Exercise requirements: Determine the number of lines in these entries that hold the word "color". Give the number and nothing more.
--*--
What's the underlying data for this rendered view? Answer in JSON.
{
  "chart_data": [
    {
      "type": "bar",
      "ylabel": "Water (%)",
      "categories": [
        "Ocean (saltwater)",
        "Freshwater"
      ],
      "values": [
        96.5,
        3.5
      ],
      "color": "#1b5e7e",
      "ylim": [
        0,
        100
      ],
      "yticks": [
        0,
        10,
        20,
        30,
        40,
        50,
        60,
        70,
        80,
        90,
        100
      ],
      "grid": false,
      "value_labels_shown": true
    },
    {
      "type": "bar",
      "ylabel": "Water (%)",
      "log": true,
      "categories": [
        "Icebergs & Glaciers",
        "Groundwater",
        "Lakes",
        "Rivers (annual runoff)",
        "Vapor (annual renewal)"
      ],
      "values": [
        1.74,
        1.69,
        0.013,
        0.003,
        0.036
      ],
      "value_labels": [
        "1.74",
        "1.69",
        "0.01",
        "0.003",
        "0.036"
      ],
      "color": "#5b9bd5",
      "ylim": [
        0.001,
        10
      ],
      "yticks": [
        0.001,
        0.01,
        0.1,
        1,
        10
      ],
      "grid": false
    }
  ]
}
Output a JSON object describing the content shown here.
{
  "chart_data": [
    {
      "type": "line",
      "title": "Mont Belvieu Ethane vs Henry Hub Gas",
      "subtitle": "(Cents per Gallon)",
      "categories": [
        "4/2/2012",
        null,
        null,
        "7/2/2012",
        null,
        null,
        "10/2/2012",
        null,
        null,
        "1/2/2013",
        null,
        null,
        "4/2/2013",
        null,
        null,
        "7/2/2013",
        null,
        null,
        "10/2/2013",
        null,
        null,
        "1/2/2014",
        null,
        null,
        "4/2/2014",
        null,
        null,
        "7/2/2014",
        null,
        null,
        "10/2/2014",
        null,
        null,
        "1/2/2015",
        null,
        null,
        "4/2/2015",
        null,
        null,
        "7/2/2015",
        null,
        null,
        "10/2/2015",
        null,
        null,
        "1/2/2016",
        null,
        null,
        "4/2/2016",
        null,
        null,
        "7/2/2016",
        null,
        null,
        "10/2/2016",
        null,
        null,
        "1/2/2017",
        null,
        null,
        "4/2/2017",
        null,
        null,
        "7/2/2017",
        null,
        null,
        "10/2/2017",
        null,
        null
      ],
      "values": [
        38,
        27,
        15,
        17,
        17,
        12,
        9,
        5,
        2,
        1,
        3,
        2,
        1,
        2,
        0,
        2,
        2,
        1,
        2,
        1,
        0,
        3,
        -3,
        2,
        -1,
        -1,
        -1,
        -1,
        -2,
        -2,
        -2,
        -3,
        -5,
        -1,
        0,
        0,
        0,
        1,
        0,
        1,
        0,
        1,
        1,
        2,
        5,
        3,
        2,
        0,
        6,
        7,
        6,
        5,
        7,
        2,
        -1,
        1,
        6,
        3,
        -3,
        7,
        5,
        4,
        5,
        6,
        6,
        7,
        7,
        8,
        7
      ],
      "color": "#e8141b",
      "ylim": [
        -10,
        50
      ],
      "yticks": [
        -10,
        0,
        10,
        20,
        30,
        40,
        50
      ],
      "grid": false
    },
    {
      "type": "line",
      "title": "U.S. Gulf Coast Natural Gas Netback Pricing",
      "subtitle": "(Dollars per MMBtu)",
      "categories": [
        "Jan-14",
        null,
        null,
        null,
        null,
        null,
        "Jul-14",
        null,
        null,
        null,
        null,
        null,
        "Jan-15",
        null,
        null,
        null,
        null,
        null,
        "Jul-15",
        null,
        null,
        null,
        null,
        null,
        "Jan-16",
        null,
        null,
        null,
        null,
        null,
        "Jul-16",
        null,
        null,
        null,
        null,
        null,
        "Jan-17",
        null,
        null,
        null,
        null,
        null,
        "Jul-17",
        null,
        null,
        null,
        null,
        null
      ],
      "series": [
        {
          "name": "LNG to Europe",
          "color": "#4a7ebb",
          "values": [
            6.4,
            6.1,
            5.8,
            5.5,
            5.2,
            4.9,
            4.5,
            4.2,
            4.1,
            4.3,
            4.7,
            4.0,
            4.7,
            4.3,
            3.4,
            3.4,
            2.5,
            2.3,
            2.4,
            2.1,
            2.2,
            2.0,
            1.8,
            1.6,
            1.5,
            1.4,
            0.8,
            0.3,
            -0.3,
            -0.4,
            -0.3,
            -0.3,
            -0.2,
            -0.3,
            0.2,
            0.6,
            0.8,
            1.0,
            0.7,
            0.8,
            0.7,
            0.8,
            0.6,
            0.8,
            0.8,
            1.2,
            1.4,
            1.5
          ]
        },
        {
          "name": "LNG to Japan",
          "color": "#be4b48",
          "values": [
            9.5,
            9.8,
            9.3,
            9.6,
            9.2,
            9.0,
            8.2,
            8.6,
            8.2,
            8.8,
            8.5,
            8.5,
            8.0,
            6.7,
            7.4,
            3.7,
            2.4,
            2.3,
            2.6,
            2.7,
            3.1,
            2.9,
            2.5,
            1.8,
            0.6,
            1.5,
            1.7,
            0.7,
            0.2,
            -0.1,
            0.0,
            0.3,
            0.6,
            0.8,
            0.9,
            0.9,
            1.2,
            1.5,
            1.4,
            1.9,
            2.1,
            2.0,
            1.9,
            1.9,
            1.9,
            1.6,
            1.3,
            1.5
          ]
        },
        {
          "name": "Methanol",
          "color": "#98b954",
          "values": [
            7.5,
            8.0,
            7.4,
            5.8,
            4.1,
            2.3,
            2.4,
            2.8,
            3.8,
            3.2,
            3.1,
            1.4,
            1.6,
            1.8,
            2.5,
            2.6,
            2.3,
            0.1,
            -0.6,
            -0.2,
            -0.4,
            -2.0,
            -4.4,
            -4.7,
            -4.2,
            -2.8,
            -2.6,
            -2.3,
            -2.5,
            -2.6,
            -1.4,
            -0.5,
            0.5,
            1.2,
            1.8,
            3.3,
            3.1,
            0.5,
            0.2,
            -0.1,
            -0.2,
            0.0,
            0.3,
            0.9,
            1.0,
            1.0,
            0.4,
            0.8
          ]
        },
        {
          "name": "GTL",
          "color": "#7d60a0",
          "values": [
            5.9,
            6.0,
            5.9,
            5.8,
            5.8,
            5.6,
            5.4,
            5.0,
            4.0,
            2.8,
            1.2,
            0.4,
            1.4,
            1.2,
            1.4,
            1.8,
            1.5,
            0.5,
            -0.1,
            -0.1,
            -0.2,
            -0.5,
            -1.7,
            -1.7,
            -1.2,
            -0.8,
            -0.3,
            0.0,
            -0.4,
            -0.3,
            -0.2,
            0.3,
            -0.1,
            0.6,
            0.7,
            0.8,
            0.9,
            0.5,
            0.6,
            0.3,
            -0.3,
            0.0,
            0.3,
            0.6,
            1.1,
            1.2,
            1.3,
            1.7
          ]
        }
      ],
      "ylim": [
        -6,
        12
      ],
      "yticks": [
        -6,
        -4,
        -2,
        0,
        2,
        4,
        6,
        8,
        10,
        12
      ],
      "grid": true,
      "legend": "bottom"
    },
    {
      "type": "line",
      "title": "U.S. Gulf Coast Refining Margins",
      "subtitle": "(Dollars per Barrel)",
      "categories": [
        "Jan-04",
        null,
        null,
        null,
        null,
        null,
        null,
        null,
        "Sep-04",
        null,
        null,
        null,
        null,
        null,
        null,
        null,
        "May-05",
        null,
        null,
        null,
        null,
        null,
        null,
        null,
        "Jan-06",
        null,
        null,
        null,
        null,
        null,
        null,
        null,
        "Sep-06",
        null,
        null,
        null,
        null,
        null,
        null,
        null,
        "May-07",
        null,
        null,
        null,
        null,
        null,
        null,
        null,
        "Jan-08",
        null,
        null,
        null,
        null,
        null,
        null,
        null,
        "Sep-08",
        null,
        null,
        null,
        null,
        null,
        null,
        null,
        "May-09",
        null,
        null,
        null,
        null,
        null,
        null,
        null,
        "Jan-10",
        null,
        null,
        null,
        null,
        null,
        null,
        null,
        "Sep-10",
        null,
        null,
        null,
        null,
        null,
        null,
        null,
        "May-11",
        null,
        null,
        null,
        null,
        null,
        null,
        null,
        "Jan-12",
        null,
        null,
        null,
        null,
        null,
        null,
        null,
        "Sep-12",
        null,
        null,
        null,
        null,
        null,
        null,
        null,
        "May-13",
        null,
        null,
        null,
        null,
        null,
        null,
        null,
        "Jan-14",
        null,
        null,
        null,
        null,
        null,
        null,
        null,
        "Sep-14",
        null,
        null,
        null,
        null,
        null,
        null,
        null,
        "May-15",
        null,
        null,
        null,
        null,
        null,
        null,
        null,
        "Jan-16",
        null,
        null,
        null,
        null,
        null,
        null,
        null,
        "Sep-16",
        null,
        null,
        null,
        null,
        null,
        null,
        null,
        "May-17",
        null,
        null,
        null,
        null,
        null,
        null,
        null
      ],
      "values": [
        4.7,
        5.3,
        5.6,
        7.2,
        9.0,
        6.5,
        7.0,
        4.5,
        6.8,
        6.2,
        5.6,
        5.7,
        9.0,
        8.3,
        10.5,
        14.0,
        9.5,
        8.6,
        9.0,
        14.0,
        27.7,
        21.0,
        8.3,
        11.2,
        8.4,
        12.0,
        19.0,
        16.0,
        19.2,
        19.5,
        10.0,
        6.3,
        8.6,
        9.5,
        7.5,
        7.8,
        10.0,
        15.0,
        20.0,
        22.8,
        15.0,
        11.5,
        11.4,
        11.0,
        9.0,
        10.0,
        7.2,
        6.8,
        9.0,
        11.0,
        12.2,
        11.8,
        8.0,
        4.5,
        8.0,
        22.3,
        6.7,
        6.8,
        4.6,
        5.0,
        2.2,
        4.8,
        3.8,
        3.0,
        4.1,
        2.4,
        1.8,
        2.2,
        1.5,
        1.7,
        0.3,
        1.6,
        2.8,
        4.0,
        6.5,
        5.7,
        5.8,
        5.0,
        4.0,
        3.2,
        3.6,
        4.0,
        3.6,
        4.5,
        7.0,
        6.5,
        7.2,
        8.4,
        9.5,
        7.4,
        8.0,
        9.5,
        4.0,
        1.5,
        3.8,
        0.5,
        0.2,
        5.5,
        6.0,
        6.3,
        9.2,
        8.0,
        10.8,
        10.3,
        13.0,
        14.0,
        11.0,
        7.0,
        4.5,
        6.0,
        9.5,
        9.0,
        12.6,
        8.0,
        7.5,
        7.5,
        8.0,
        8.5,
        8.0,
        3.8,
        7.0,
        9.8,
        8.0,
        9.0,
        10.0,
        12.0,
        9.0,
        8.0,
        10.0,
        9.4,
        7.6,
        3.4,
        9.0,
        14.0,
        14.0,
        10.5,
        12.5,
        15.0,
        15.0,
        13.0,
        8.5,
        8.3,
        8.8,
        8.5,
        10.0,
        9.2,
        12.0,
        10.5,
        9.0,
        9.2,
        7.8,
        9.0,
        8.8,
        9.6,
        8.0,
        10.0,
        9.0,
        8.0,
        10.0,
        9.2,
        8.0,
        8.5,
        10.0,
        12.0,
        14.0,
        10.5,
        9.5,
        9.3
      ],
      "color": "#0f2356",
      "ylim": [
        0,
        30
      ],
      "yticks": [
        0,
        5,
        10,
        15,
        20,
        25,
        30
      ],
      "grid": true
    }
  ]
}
--*--
Reply to the exercise: 8